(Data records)
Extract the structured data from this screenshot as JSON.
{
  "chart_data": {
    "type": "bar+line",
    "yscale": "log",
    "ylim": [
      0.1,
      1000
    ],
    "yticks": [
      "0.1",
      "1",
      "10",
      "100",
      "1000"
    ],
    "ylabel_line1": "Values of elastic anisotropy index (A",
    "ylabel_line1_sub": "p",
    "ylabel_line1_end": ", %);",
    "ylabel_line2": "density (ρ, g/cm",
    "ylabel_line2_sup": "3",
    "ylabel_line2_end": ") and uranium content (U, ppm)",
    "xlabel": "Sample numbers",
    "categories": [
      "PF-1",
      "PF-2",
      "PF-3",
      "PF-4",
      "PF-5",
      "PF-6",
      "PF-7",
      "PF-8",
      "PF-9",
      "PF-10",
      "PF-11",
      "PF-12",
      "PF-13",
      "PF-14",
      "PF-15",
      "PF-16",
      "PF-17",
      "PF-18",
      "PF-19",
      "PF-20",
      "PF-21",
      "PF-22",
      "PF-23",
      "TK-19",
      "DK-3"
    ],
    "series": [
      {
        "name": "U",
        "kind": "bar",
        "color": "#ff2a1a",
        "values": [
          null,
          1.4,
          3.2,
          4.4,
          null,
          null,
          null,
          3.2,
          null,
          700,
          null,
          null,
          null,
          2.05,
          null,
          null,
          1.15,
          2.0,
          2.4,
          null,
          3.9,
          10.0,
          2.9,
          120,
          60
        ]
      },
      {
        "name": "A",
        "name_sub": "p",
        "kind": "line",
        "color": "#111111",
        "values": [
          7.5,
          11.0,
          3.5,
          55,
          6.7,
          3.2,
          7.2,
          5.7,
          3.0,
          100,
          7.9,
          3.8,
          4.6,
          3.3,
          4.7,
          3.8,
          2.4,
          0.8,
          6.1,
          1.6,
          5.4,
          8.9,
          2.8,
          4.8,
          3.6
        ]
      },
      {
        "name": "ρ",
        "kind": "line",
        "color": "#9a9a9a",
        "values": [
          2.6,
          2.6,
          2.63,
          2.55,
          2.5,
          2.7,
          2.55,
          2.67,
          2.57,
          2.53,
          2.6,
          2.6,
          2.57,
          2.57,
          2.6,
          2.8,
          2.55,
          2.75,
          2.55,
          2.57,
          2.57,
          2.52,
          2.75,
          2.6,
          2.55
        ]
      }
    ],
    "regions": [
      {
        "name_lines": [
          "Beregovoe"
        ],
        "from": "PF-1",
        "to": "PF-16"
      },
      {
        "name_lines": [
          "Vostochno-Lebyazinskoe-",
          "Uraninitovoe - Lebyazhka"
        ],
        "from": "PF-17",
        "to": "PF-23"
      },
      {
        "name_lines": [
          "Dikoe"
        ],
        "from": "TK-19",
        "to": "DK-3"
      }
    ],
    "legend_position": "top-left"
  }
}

# TASK BRIEF
Word for word, write out the data.

# ANSWER TO THE EXERCISE
Extract the structured data from this screenshot as JSON.
{
  "chart_data": {
    "type": "bar+line",
    "yscale": "log",
    "ylim": [
      0.1,
      1000
    ],
    "yticks": [
      "0.1",
      "1",
      "10",
      "100",
      "1000"
    ],
    "ylabel_line1": "Values of elastic anisotropy index (A",
    "ylabel_line1_sub": "p",
    "ylabel_line1_end": ", %);",
    "ylabel_line2": "density (ρ, g/cm",
    "ylabel_line2_sup": "3",
    "ylabel_line2_end": ") and uranium content (U, ppm)",
    "xlabel": "Sample numbers",
    "categories": [
      "PF-1",
      "PF-2",
      "PF-3",
      "PF-4",
      "PF-5",
      "PF-6",
      "PF-7",
      "PF-8",
      "PF-9",
      "PF-10",
      "PF-11",
      "PF-12",
      "PF-13",
      "PF-14",
      "PF-15",
      "PF-16",
      "PF-17",
      "PF-18",
      "PF-19",
      "PF-20",
      "PF-21",
      "PF-22",
      "PF-23",
      "TK-19",
      "DK-3"
    ],
    "series": [
      {
        "name": "U",
        "kind": "bar",
        "color": "#ff2a1a",
        "values": [
          null,
          1.4,
          3.2,
          4.4,
          null,
          null,
          null,
          3.2,
          null,
          700,
          null,
          null,
          null,
          2.05,
          null,
          null,
          1.15,
          2.0,
          2.4,
          null,
          3.9,
          10.0,
          2.9,
          120,
          60
        ]
      },
      {
        "name": "A",
        "name_sub": "p",
        "kind": "line",
        "color": "#111111",
        "values": [
          7.5,
          11.0,
          3.5,
          55,
          6.7,
          3.2,
          7.2,
          5.7,
          3.0,
          100,
          7.9,
          3.8,
          4.6,
          3.3,
          4.7,
          3.8,
          2.4,
          0.8,
          6.1,
          1.6,
          5.4,
          8.9,
          2.8,
          4.8,
          3.6
        ]
      },
      {
        "name": "ρ",
        "kind": "line",
        "color": "#9a9a9a",
        "values": [
          2.6,
          2.6,
          2.63,
          2.55,
          2.5,
          2.7,
          2.55,
          2.67,
          2.57,
          2.53,
          2.6,
          2.6,
          2.57,
          2.57,
          2.6,
          2.8,
          2.55,
          2.75,
          2.55,
          2.57,
          2.57,
          2.52,
          2.75,
          2.6,
          2.55
        ]
      }
    ],
    "regions": [
      {
        "name_lines": [
          "Beregovoe"
        ],
        "from": "PF-1",
        "to": "PF-16"
      },
      {
        "name_lines": [
          "Vostochno-Lebyazinskoe-",
          "Uraninitovoe - Lebyazhka"
        ],
        "from": "PF-17",
        "to": "PF-23"
      },
      {
        "name_lines": [
          "Dikoe"
        ],
        "from": "TK-19",
        "to": "DK-3"
      }
    ],
    "legend_position": "top-left"
  }
}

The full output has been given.